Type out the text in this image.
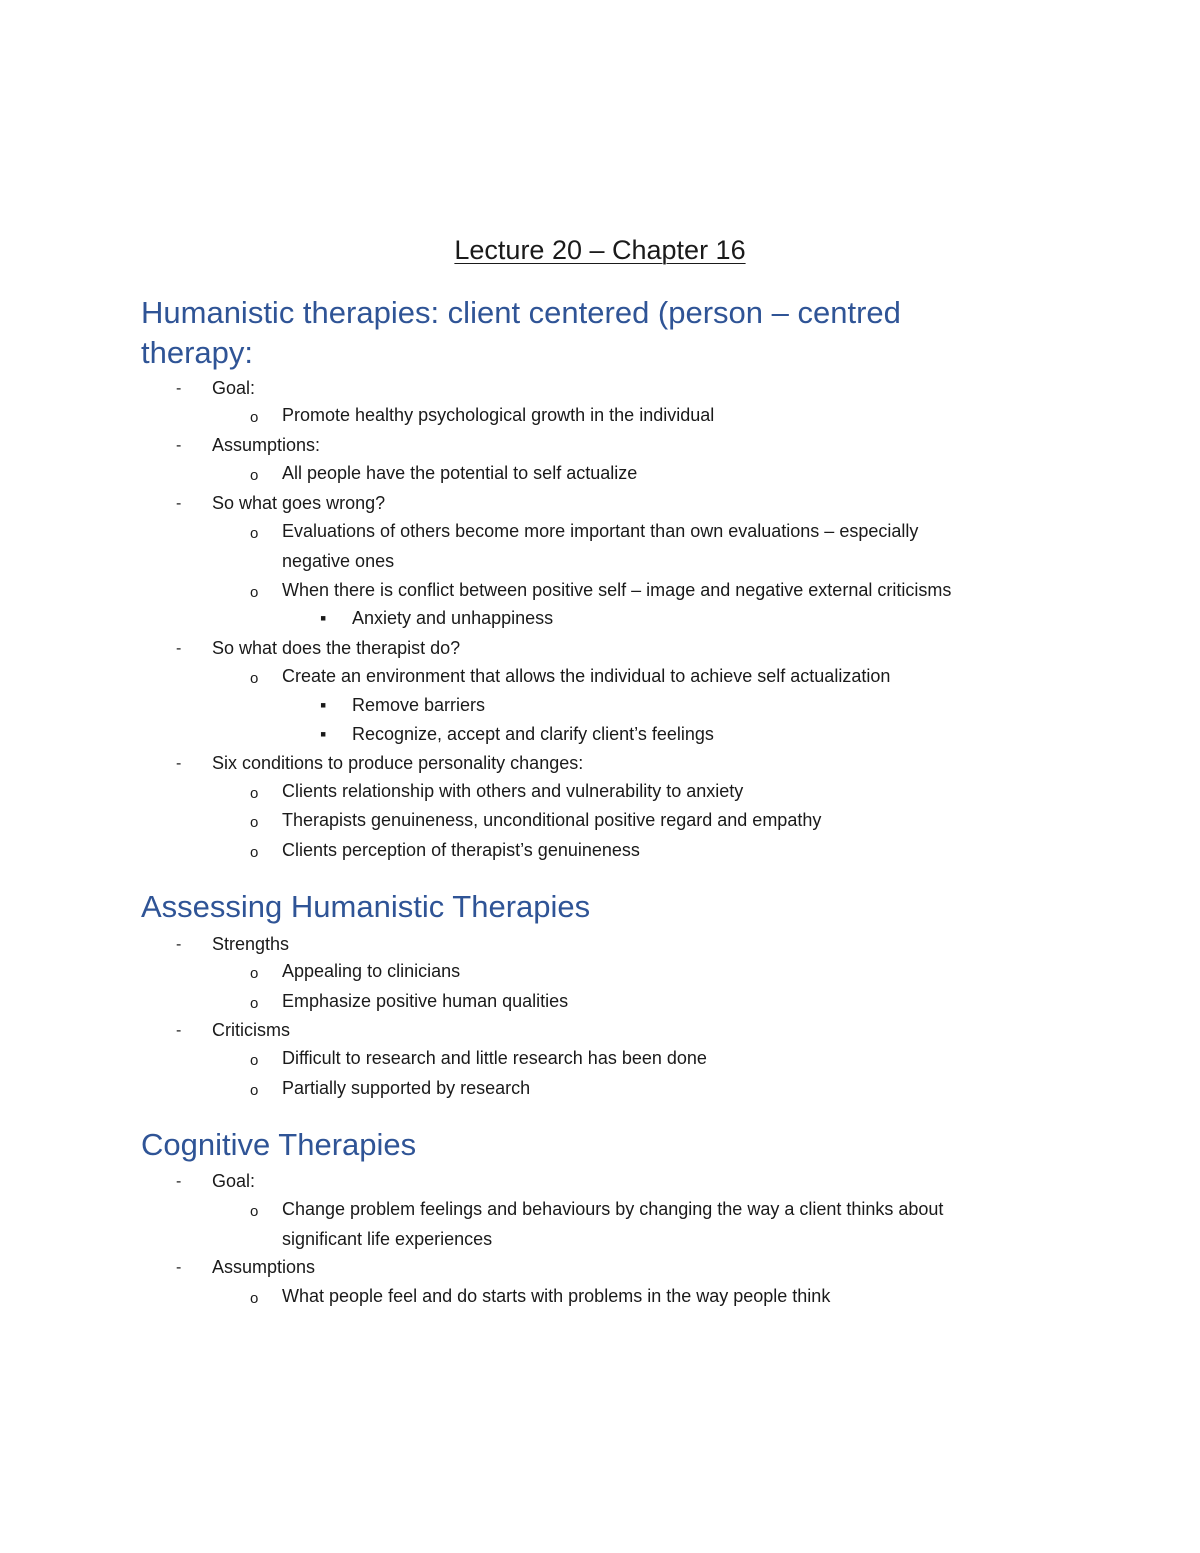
Lecture 20 – Chapter 16
Humanistic therapies: client centered (person – centred
therapy:
- Goal:
o Promote healthy psychological growth in the individual
- Assumptions:
o All people have the potential to self actualize
- So what goes wrong?
o Evaluations of others become more important than own evaluations – especially
negative ones
o When there is conflict between positive self – image and negative external criticisms
▪ Anxiety and unhappiness
- So what does the therapist do?
o Create an environment that allows the individual to achieve self actualization
▪ Remove barriers
▪ Recognize, accept and clarify client’s feelings
- Six conditions to produce personality changes:
o Clients relationship with others and vulnerability to anxiety
o Therapists genuineness, unconditional positive regard and empathy
o Clients perception of therapist’s genuineness
Assessing Humanistic Therapies
- Strengths
o Appealing to clinicians
o Emphasize positive human qualities
- Criticisms
o Difficult to research and little research has been done
o Partially supported by research
Cognitive Therapies
- Goal:
o Change problem feelings and behaviours by changing the way a client thinks about
significant life experiences
- Assumptions
o What people feel and do starts with problems in the way people think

○ ○ ○

== EXERCISE INSTRUCTIONS ==
Write only the number of lines in the records that include the word "people".

== THE OUTPUT ==
2